■ Requirements ■
Gather, from the data below, each line in which the word "text" occurs.
━━━━
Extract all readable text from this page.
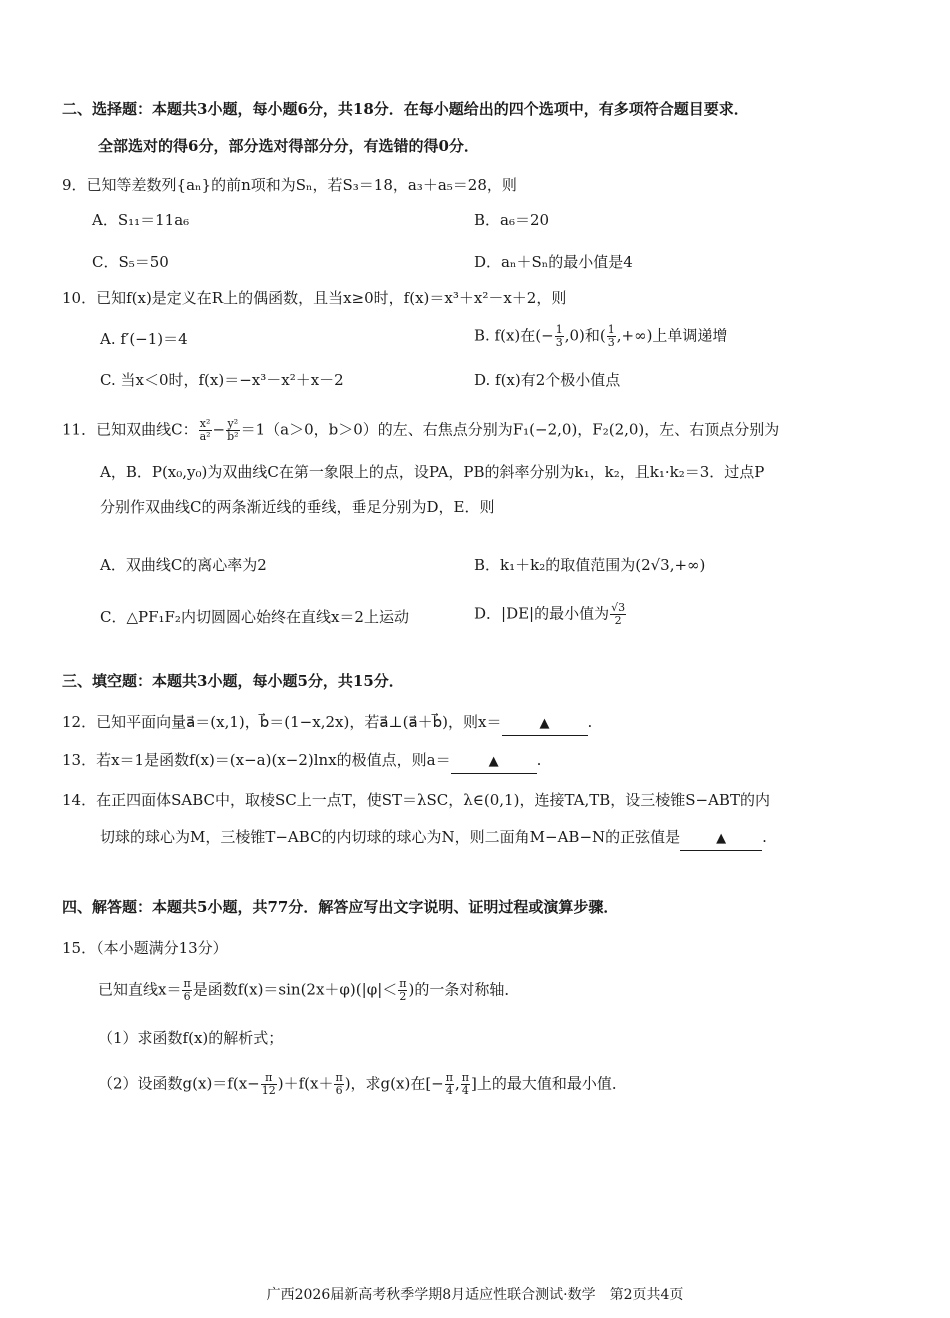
二、选择题：本题共3小题，每小题6分，共18分．在每小题给出的四个选项中，有多项符合题目要求．
全部选对的得6分，部分选对得部分分，有选错的得0分．
9．已知等差数列{aₙ}的前n项和为Sₙ，若S₃＝18，a₃＋a₅＝28，则
A．S₁₁＝11a₆	B．a₆＝20
C．S₅＝50	D．aₙ＋Sₙ的最小值是4
10．已知f(x)是定义在R上的偶函数，且当x≥0时，f(x)＝x³＋x²－x＋2，则
A. f′(−1)＝4	B. f(x)在(− $\frac{1}{3} ,0$)和( $\frac{1}{3}$ ,+∞)上单调递增
C. 当x＜0时，f(x)＝−x³－x²＋x－2	D. f(x)有2个极小值点
11．已知双曲线C： $\frac{\text{x²}}{\text{a²}} - \frac{\text{y²}}{\text{b²}} =1(a>0$，b＞0）的左、右焦点分别为F₁(−2,0)，F₂(2,0)，左、右顶点分别为
A，B．P(x₀,y₀)为双曲线C在第一象限上的点，设PA，PB的斜率分别为k₁，k₂，且k₁·k₂＝3．过点P
分别作双曲线C的两条渐近线的垂线，垂足分别为D，E．则
A．双曲线C的离心率为2	B．k₁＋k₂的取值范围为(2√3,+∞)
C．△PF₁F₂内切圆圆心始终在直线x＝2上运动	D．|DE|的最小值为 $\frac{√3}{2}$
三、填空题：本题共3小题，每小题5分，共15分．
12．已知平面向量a⃗＝(x,1)，b⃗＝(1−x,2x)，若a⃗⊥(a⃗＋b⃗)，则x＝	▲	.
13．若x＝1是函数f(x)＝(x−a)(x−2)lnx的极值点，则a＝	▲	.
14．在正四面体SABC中，取棱SC上一点T，使ST＝λSC，λ∈(0,1)，连接TA,TB，设三棱锥S−ABT的内
切球的球心为M，三棱锥T−ABC的内切球的球心为N，则二面角M−AB−N的正弦值是	▲ .
四、解答题：本题共5小题，共77分．解答应写出文字说明、证明过程或演算步骤．
15．（本小题满分13分）
已知直线$x= \frac{\pi}{6}$ 是函数$f(x)=\sin(2x+\varphi)(|\varphi|< \frac{\pi}{2}$ )的一条对称轴．
（1）求函数f(x)的解析式；
（2）设函数$g(x)=f(x- \frac{\pi}{12} )+f(x+ \frac{\pi}{6}$ )，求g(x)在[− $\frac{\pi}{4}$ , $\frac{\pi}{4}$ ]上的最大值和最小值．
广西2026届新高考秋季学期8月适应性联合测试·数学　第2页共4页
━━━━
■ Solution to this problem ■
Extract all readable text from this page.
11．已知双曲线C： $\frac{\text{x²}}{\text{a²}} - \frac{\text{y²}}{\text{b²}} =1(a>0$，b＞0）的左、右焦点分别为F₁(−2,0)，F₂(2,0)，左、右顶点分别为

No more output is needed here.